DATA EXTRACT
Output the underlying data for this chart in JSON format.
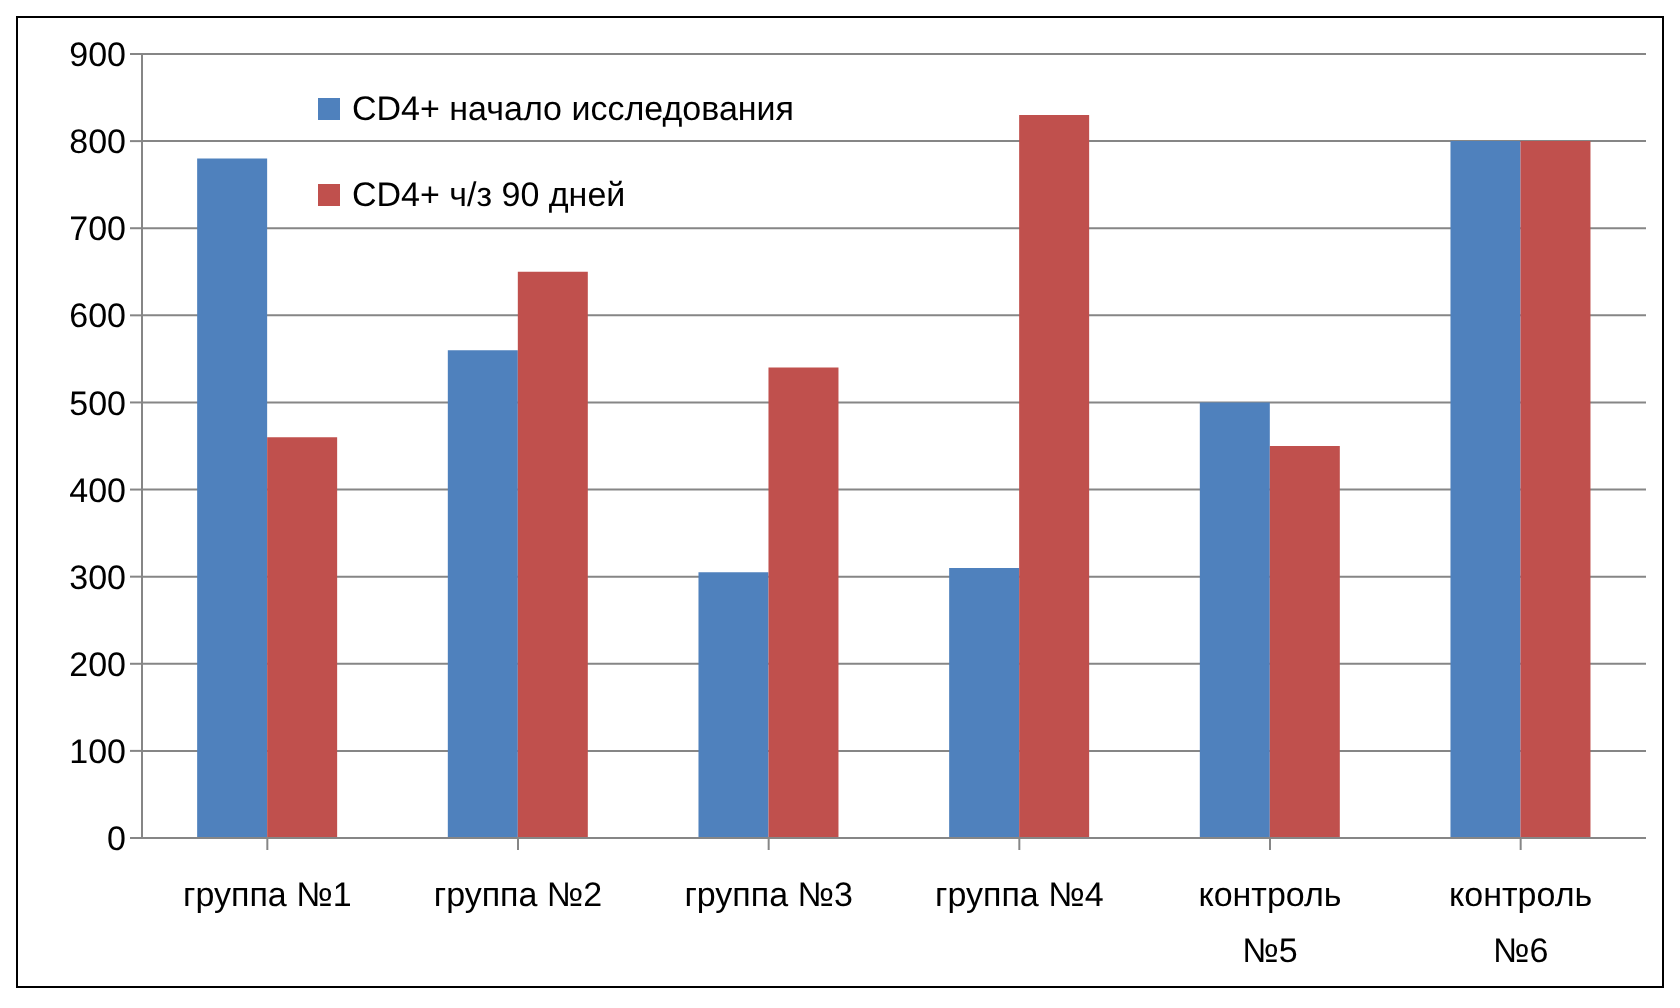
{
  "chart_data": {
    "type": "bar",
    "categories": [
      "группа №1",
      "группа №2",
      "группа №3",
      "группа №4",
      "контроль №5",
      "контроль №6"
    ],
    "series": [
      {
        "name": "CD4+ начало исследования",
        "color": "#4f81bd",
        "values": [
          780,
          560,
          305,
          310,
          500,
          800
        ]
      },
      {
        "name": "CD4+ ч/з 90 дней",
        "color": "#c0504d",
        "values": [
          460,
          650,
          540,
          830,
          450,
          800
        ]
      }
    ],
    "ylim": [
      0,
      900
    ],
    "yticks": [
      0,
      100,
      200,
      300,
      400,
      500,
      600,
      700,
      800,
      900
    ],
    "grid": "y",
    "legend": "top left"
  }
}
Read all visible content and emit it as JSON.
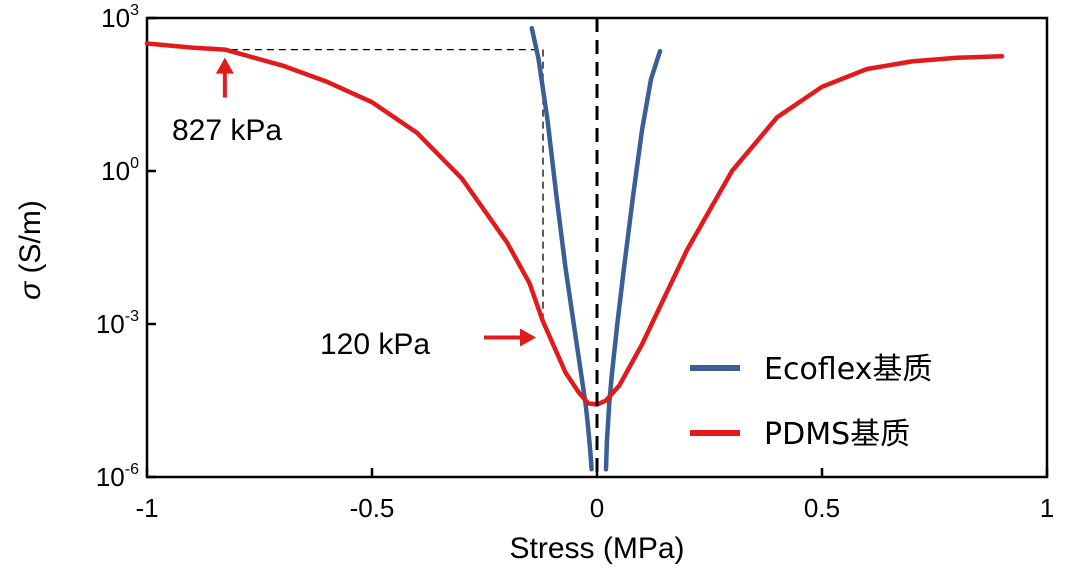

PROBLEM STATEMENT
Look through the material above and pick out each line holding the word "name".

COMPLETED EXERCISE
        "name": "CD4+ начало исследования",
        "name": "CD4+ ч/з 90 дней",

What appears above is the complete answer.